_WRITTEN EXERCISE_. Copy every line of the data below word for word, leaving out the pictures.

— begin INPUT MATERIAL —

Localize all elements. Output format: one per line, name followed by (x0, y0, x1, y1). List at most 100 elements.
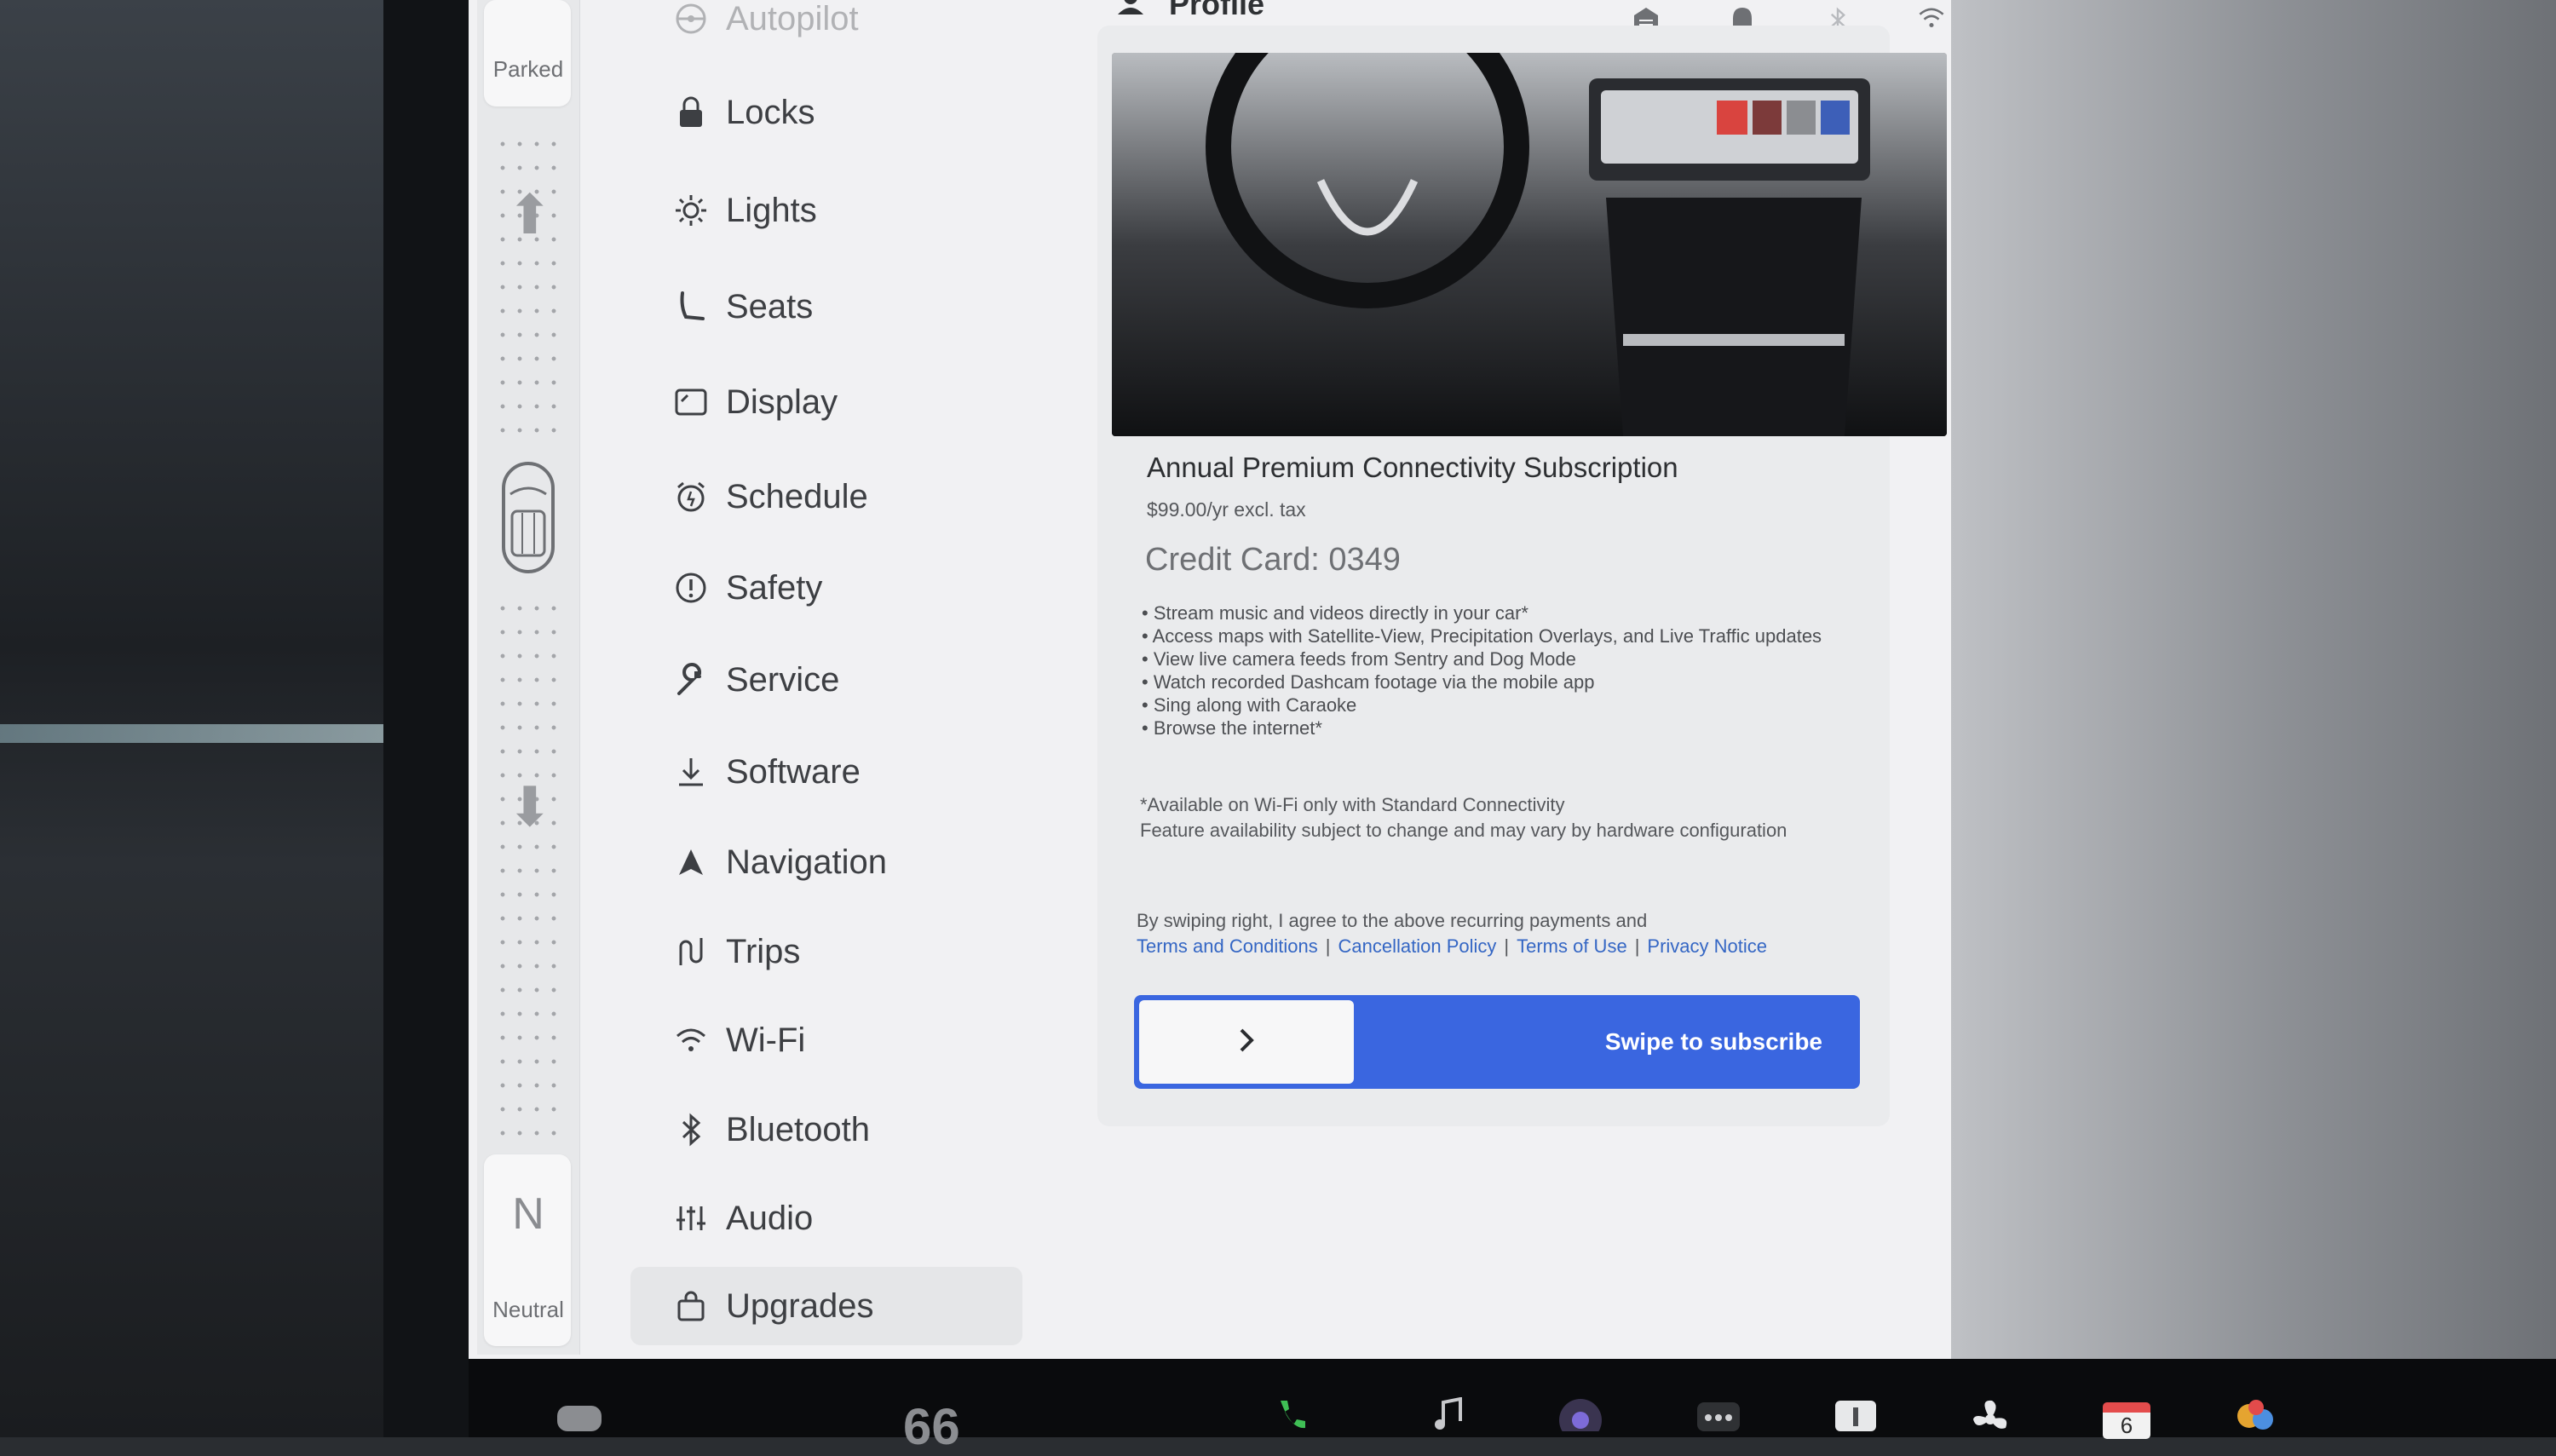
privacy-notice-link[interactable]: Privacy Notice (1647, 935, 1767, 957)
current-gear: N (512, 1189, 544, 1239)
more-apps-icon[interactable] (1695, 1397, 1741, 1436)
settings-menu: Autopilot Locks Lights Seats Display Sch… (630, 0, 1039, 1355)
menu-item-schedule[interactable]: Schedule (630, 463, 1022, 531)
toybox-icon[interactable] (2232, 1397, 2280, 1436)
menu-item-seats[interactable]: Seats (630, 273, 1022, 341)
navigation-arrow-icon (665, 836, 717, 889)
fan-icon[interactable] (1966, 1397, 2014, 1436)
drive-up-arrow-icon[interactable]: ⬆ (507, 187, 553, 242)
feature-item: • Browse the internet* (1142, 717, 1322, 739)
footnote-wifi: *Available on Wi-Fi only with Standard C… (1140, 794, 1565, 815)
menu-item-label: Seats (726, 287, 814, 325)
menu-item-label: Wi-Fi (726, 1021, 806, 1059)
menu-item-safety[interactable]: Safety (630, 554, 1022, 622)
seat-icon (665, 280, 717, 333)
menu-item-trips[interactable]: Trips (630, 918, 1022, 986)
feature-list: • Stream music and videos directly in yo… (1142, 601, 1840, 740)
swipe-to-subscribe-slider[interactable]: Swipe to subscribe (1134, 995, 1860, 1089)
menu-item-label: Safety (726, 568, 823, 607)
agreement-text: By swiping right, I agree to the above r… (1137, 910, 1648, 931)
link-separator: | (1325, 935, 1331, 957)
download-icon (665, 745, 717, 798)
menu-item-label: Autopilot (726, 0, 859, 37)
wrench-icon (665, 653, 717, 706)
calendar-icon[interactable]: 6 (2103, 1402, 2150, 1439)
menu-item-wifi[interactable]: Wi-Fi (630, 1006, 1022, 1074)
feature-item: • Watch recorded Dashcam footage via the… (1142, 671, 1595, 693)
menu-item-autopilot[interactable]: Autopilot (630, 0, 1022, 53)
menu-item-display[interactable]: Display (630, 368, 1022, 436)
display-icon (665, 376, 717, 429)
link-separator: | (1634, 935, 1640, 957)
legal-links: Terms and Conditions | Cancellation Policy… (1137, 935, 1903, 958)
chevron-right-icon (1236, 1026, 1257, 1059)
menu-item-upgrades[interactable]: Upgrades (630, 1267, 1022, 1345)
phone-icon[interactable] (1274, 1397, 1308, 1436)
gear-neutral-label: Neutral (492, 1297, 564, 1322)
terms-of-use-link[interactable]: Terms of Use (1517, 935, 1627, 957)
interior-hero-image (1112, 53, 1947, 436)
sun-icon (665, 184, 717, 237)
menu-item-navigation[interactable]: Navigation (630, 828, 1022, 896)
car-icon[interactable] (554, 1397, 605, 1436)
profile-label: Profile (1169, 0, 1265, 21)
gear-track-dots (494, 596, 562, 1142)
menu-item-bluetooth[interactable]: Bluetooth (630, 1096, 1022, 1164)
subscription-price: $99.00/yr excl. tax (1147, 498, 1306, 521)
feature-item: • Stream music and videos directly in yo… (1142, 602, 1528, 624)
menu-item-label: Service (726, 660, 840, 699)
footnote-availability: Feature availability subject to change a… (1140, 820, 1787, 841)
menu-item-lights[interactable]: Lights (630, 176, 1022, 245)
menu-item-label: Schedule (726, 477, 868, 515)
swipe-label: Swipe to subscribe (1604, 1028, 1822, 1055)
link-separator: | (1504, 935, 1510, 957)
menu-item-label: Lights (726, 191, 817, 229)
camera-icon[interactable] (1557, 1397, 1603, 1442)
cancellation-policy-link[interactable]: Cancellation Policy (1338, 935, 1497, 957)
sliders-icon (665, 1192, 717, 1245)
gear-selector: Parked ⬆ ⬇ N Neutral (477, 0, 580, 1355)
profile-header[interactable]: Profile (1116, 0, 1264, 22)
gear-track-dots (494, 132, 562, 443)
speed-readout: 66 (903, 1398, 960, 1455)
menu-item-label: Bluetooth (726, 1110, 871, 1148)
gear-parked-pill[interactable] (484, 0, 571, 106)
shopping-bag-icon (665, 1280, 717, 1332)
menu-item-label: Software (726, 752, 861, 791)
lock-icon (665, 86, 717, 139)
trips-icon (665, 925, 717, 978)
menu-item-locks[interactable]: Locks (630, 78, 1022, 147)
map-area-shaded (1951, 0, 2556, 1359)
menu-item-software[interactable]: Software (630, 738, 1022, 806)
menu-item-label: Display (726, 383, 838, 421)
feature-item: • Access maps with Satellite-View, Preci… (1142, 625, 1822, 647)
menu-item-label: Audio (726, 1199, 814, 1237)
menu-item-service[interactable]: Service (630, 646, 1022, 714)
subscription-title: Annual Premium Connectivity Subscription (1147, 452, 1678, 483)
screen-frame (383, 0, 477, 1437)
footnote: *Available on Wi-Fi only with Standard C… (1140, 792, 1873, 843)
reverse-down-arrow-icon[interactable]: ⬇ (507, 780, 553, 834)
wifi-icon (665, 1014, 717, 1067)
car-top-view-icon (502, 462, 555, 573)
menu-item-label: Navigation (726, 843, 888, 881)
steering-wheel-icon (665, 0, 717, 45)
bluetooth-icon (665, 1103, 717, 1156)
alert-circle-icon (665, 561, 717, 614)
menu-item-label: Trips (726, 932, 801, 970)
feature-item: • Sing along with Caraoke (1142, 694, 1357, 716)
music-icon[interactable] (1431, 1396, 1465, 1436)
dashboard-backdrop (0, 0, 477, 1437)
wifi-status-icon[interactable] (1917, 5, 1946, 35)
manual-icon[interactable] (1832, 1397, 1880, 1436)
terms-and-conditions-link[interactable]: Terms and Conditions (1137, 935, 1318, 957)
menu-item-label: Upgrades (726, 1286, 874, 1325)
menu-item-audio[interactable]: Audio (630, 1184, 1022, 1252)
person-icon (1116, 0, 1145, 22)
alarm-clock-icon (665, 470, 717, 523)
gear-parked-label: Parked (492, 56, 564, 82)
dashboard-trim (0, 724, 392, 743)
menu-item-label: Locks (726, 93, 815, 131)
credit-card-label[interactable]: Credit Card: 0349 (1145, 542, 1401, 578)
swipe-handle[interactable] (1139, 1000, 1354, 1084)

— end INPUT MATERIAL —

_PROBLEM SOLUTION_.
Localize all elements. Output format: one per line, name followed by (x0, y0, x1, y1). List at most 100 elements.
privacy-notice-link[interactable]: Privacy Notice (1647, 935, 1767, 957)
current-gear: N (512, 1189, 544, 1239)
more-apps-icon[interactable] (1695, 1397, 1741, 1436)
settings-menu: Autopilot Locks Lights Seats Display Sch… (630, 0, 1039, 1355)
menu-item-schedule[interactable]: Schedule (630, 463, 1022, 531)
toybox-icon[interactable] (2232, 1397, 2280, 1436)
menu-item-seats[interactable]: Seats (630, 273, 1022, 341)
navigation-arrow-icon (665, 836, 717, 889)
fan-icon[interactable] (1966, 1397, 2014, 1436)
drive-up-arrow-icon[interactable]: ⬆ (507, 187, 553, 242)
feature-item: • Browse the internet* (1142, 717, 1322, 739)
footnote-wifi: *Available on Wi-Fi only with Standard C… (1140, 794, 1565, 815)
menu-item-label: Seats (726, 287, 814, 325)
menu-item-label: Wi-Fi (726, 1021, 806, 1059)
menu-item-safety[interactable]: Safety (630, 554, 1022, 622)
seat-icon (665, 280, 717, 333)
menu-item-trips[interactable]: Trips (630, 918, 1022, 986)
feature-list: • Stream music and videos directly in yo… (1142, 601, 1840, 740)
swipe-to-subscribe-slider[interactable]: Swipe to subscribe (1134, 995, 1860, 1089)
menu-item-label: Safety (726, 568, 823, 607)
agreement-text: By swiping right, I agree to the above r… (1137, 910, 1648, 931)
link-separator: | (1325, 935, 1331, 957)
download-icon (665, 745, 717, 798)
menu-item-label: Autopilot (726, 0, 859, 37)
wrench-icon (665, 653, 717, 706)
calendar-icon[interactable]: 6 (2103, 1402, 2150, 1439)
menu-item-wifi[interactable]: Wi-Fi (630, 1006, 1022, 1074)
feature-item: • Watch recorded Dashcam footage via the… (1142, 671, 1595, 693)
menu-item-autopilot[interactable]: Autopilot (630, 0, 1022, 53)
menu-item-display[interactable]: Display (630, 368, 1022, 436)
display-icon (665, 376, 717, 429)
link-separator: | (1634, 935, 1640, 957)
legal-links: Terms and Conditions | Cancellation Policy… (1137, 935, 1903, 958)
chevron-right-icon (1236, 1026, 1257, 1059)
menu-item-upgrades[interactable]: Upgrades (630, 1267, 1022, 1345)
phone-icon[interactable] (1274, 1397, 1308, 1436)
gear-neutral-label: Neutral (492, 1297, 564, 1322)
terms-of-use-link[interactable]: Terms of Use (1517, 935, 1627, 957)
interior-hero-image (1112, 53, 1947, 436)
sun-icon (665, 184, 717, 237)
menu-item-navigation[interactable]: Navigation (630, 828, 1022, 896)
car-icon[interactable] (554, 1397, 605, 1436)
profile-label: Profile (1169, 0, 1265, 21)
gear-track-dots (494, 596, 562, 1142)
menu-item-bluetooth[interactable]: Bluetooth (630, 1096, 1022, 1164)
subscription-price: $99.00/yr excl. tax (1147, 498, 1306, 521)
feature-item: • Stream music and videos directly in yo… (1142, 602, 1528, 624)
menu-item-label: Service (726, 660, 840, 699)
footnote-availability: Feature availability subject to change a… (1140, 820, 1787, 841)
menu-item-lights[interactable]: Lights (630, 176, 1022, 245)
menu-item-label: Schedule (726, 477, 868, 515)
swipe-label: Swipe to subscribe (1604, 1028, 1822, 1055)
link-separator: | (1504, 935, 1510, 957)
menu-item-label: Lights (726, 191, 817, 229)
camera-icon[interactable] (1557, 1397, 1603, 1442)
cancellation-policy-link[interactable]: Cancellation Policy (1338, 935, 1497, 957)
sliders-icon (665, 1192, 717, 1245)
gear-selector: Parked ⬆ ⬇ N Neutral (477, 0, 580, 1355)
profile-header[interactable]: Profile (1116, 0, 1264, 22)
gear-track-dots (494, 132, 562, 443)
speed-readout: 66 (903, 1398, 960, 1455)
menu-item-label: Bluetooth (726, 1110, 871, 1148)
gear-parked-pill[interactable] (484, 0, 571, 106)
shopping-bag-icon (665, 1280, 717, 1332)
menu-item-label: Software (726, 752, 861, 791)
lock-icon (665, 86, 717, 139)
trips-icon (665, 925, 717, 978)
menu-item-locks[interactable]: Locks (630, 78, 1022, 147)
map-area-shaded (1951, 0, 2556, 1359)
menu-item-software[interactable]: Software (630, 738, 1022, 806)
menu-item-label: Display (726, 383, 838, 421)
feature-item: • Access maps with Satellite-View, Preci… (1142, 625, 1822, 647)
menu-item-label: Audio (726, 1199, 814, 1237)
menu-item-service[interactable]: Service (630, 646, 1022, 714)
subscription-title: Annual Premium Connectivity Subscription (1147, 452, 1678, 483)
screen-frame (383, 0, 477, 1437)
footnote: *Available on Wi-Fi only with Standard C… (1140, 792, 1873, 843)
reverse-down-arrow-icon[interactable]: ⬇ (507, 780, 553, 834)
wifi-icon (665, 1014, 717, 1067)
car-top-view-icon (502, 462, 555, 573)
menu-item-label: Navigation (726, 843, 888, 881)
steering-wheel-icon (665, 0, 717, 45)
bluetooth-icon (665, 1103, 717, 1156)
alert-circle-icon (665, 561, 717, 614)
menu-item-label: Trips (726, 932, 801, 970)
feature-item: • Sing along with Caraoke (1142, 694, 1357, 716)
music-icon[interactable] (1431, 1396, 1465, 1436)
dashboard-backdrop (0, 0, 477, 1437)
wifi-status-icon[interactable] (1917, 5, 1946, 35)
manual-icon[interactable] (1832, 1397, 1880, 1436)
terms-and-conditions-link[interactable]: Terms and Conditions (1137, 935, 1318, 957)
menu-item-label: Upgrades (726, 1286, 874, 1325)
menu-item-audio[interactable]: Audio (630, 1184, 1022, 1252)
person-icon (1116, 0, 1145, 22)
alarm-clock-icon (665, 470, 717, 523)
gear-parked-label: Parked (492, 56, 564, 82)
dashboard-trim (0, 724, 392, 743)
menu-item-label: Locks (726, 93, 815, 131)
credit-card-label[interactable]: Credit Card: 0349 (1145, 542, 1401, 578)
swipe-handle[interactable] (1139, 1000, 1354, 1084)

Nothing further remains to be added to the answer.